Work to do:
Compile every line that includes the word "claws".

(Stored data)
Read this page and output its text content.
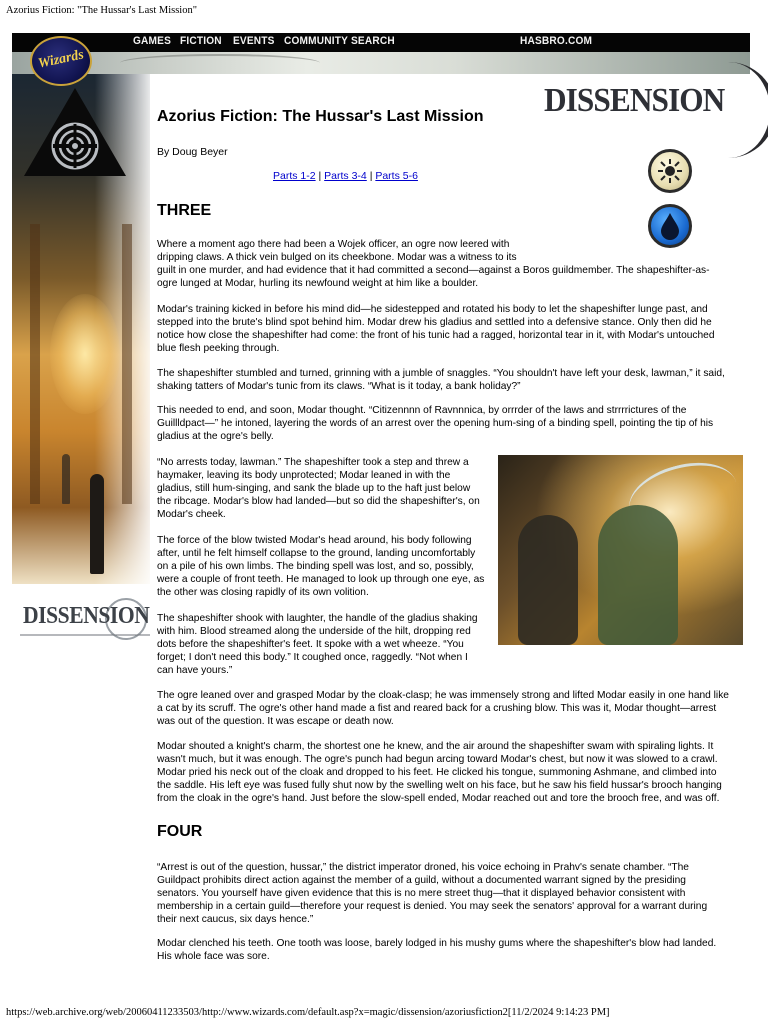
Azorius Fiction: "The Hussar's Last Mission"
GAMES FICTION EVENTS COMMUNITY SEARCH	HASBRO.COM
Wizards
DISSENSION
DISSENSION
Azorius Fiction: The Hussar's Last Mission
By Doug Beyer
Parts 1-2 | Parts 3-4 | Parts 5-6
THREE
Where a moment ago there had been a Wojek officer, an ogre now leered with
dripping claws. A thick vein bulged on its cheekbone. Modar was a witness to its
guilt in one murder, and had evidence that it had committed a second—against a Boros guildmember. The shapeshifter-as-
ogre lunged at Modar, hurling its newfound weight at him like a boulder.
Modar's training kicked in before his mind did—he sidestepped and rotated his body to let the shapeshifter lunge past, and
stepped into the brute's blind spot behind him. Modar drew his gladius and settled into a defensive stance. Only then did he
notice how close the shapeshifter had come: the front of his tunic had a ragged, horizontal tear in it, with Modar's untouched
blue flesh peeking through.
The shapeshifter stumbled and turned, grinning with a jumble of snaggles. “You shouldn't have left your desk, lawman,” it said,
shaking tatters of Modar's tunic from its claws. “What is it today, a bank holiday?”
This needed to end, and soon, Modar thought. “Citizennnn of Ravnnnica, by orrrder of the laws and strrrrictures of the
Guillldpact—” he intoned, layering the words of an arrest over the opening hum-sing of a binding spell, pointing the tip of his
gladius at the ogre's belly.
“No arrests today, lawman.” The shapeshifter took a step and threw a
haymaker, leaving its body unprotected; Modar leaned in with the
gladius, still hum-singing, and sank the blade up to the haft just below
the ribcage. Modar's blow had landed—but so did the shapeshifter's, on
Modar's cheek.
The force of the blow twisted Modar's head around, his body following
after, until he felt himself collapse to the ground, landing uncomfortably
on a pile of his own limbs. The binding spell was lost, and so, possibly,
were a couple of front teeth. He managed to look up through one eye, as
the other was closing rapidly of its own volition.
The shapeshifter shook with laughter, the handle of the gladius shaking
with him. Blood streamed along the underside of the hilt, dropping red
dots before the shapeshifter's feet. It spoke with a wet wheeze. “You
forget; I don't need this body.” It coughed once, raggedly. “Not when I
can have yours.”
The ogre leaned over and grasped Modar by the cloak-clasp; he was immensely strong and lifted Modar easily in one hand like
a cat by its scruff. The ogre's other hand made a fist and reared back for a crushing blow. This was it, Modar thought—arrest
was out of the question. It was escape or death now.
Modar shouted a knight's charm, the shortest one he knew, and the air around the shapeshifter swam with spiraling lights. It
wasn't much, but it was enough. The ogre's punch had begun arcing toward Modar's chest, but now it was slowed to a crawl.
Modar pried his neck out of the cloak and dropped to his feet. He clicked his tongue, summoning Ashmane, and climbed into
the saddle. His left eye was fused fully shut now by the swelling welt on his face, but he saw his field hussar's brooch hanging
from the cloak in the ogre's hand. Just before the slow-spell ended, Modar reached out and tore the brooch free, and was off.
FOUR
“Arrest is out of the question, hussar,” the district imperator droned, his voice echoing in Prahv's senate chamber. “The
Guildpact prohibits direct action against the member of a guild, without a documented warrant signed by the presiding
senators. You yourself have given evidence that this is no mere street thug—that it displayed behavior consistent with
membership in a certain guild—therefore your request is denied. You may seek the senators' approval for a warrant during
their next caucus, six days hence.”
Modar clenched his teeth. One tooth was loose, barely lodged in his mushy gums where the shapeshifter's blow had landed.
His whole face was sore.
https://web.archive.org/web/20060411233503/http://www.wizards.com/default.asp?x=magic/dissension/azoriusfiction2[11/2/2024 9:14:23 PM]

Answer for this exercise:
dripping claws. A thick vein bulged on its cheekbone. Modar was a witness to its
shaking tatters of Modar's tunic from its claws. “What is it today, a bank holiday?”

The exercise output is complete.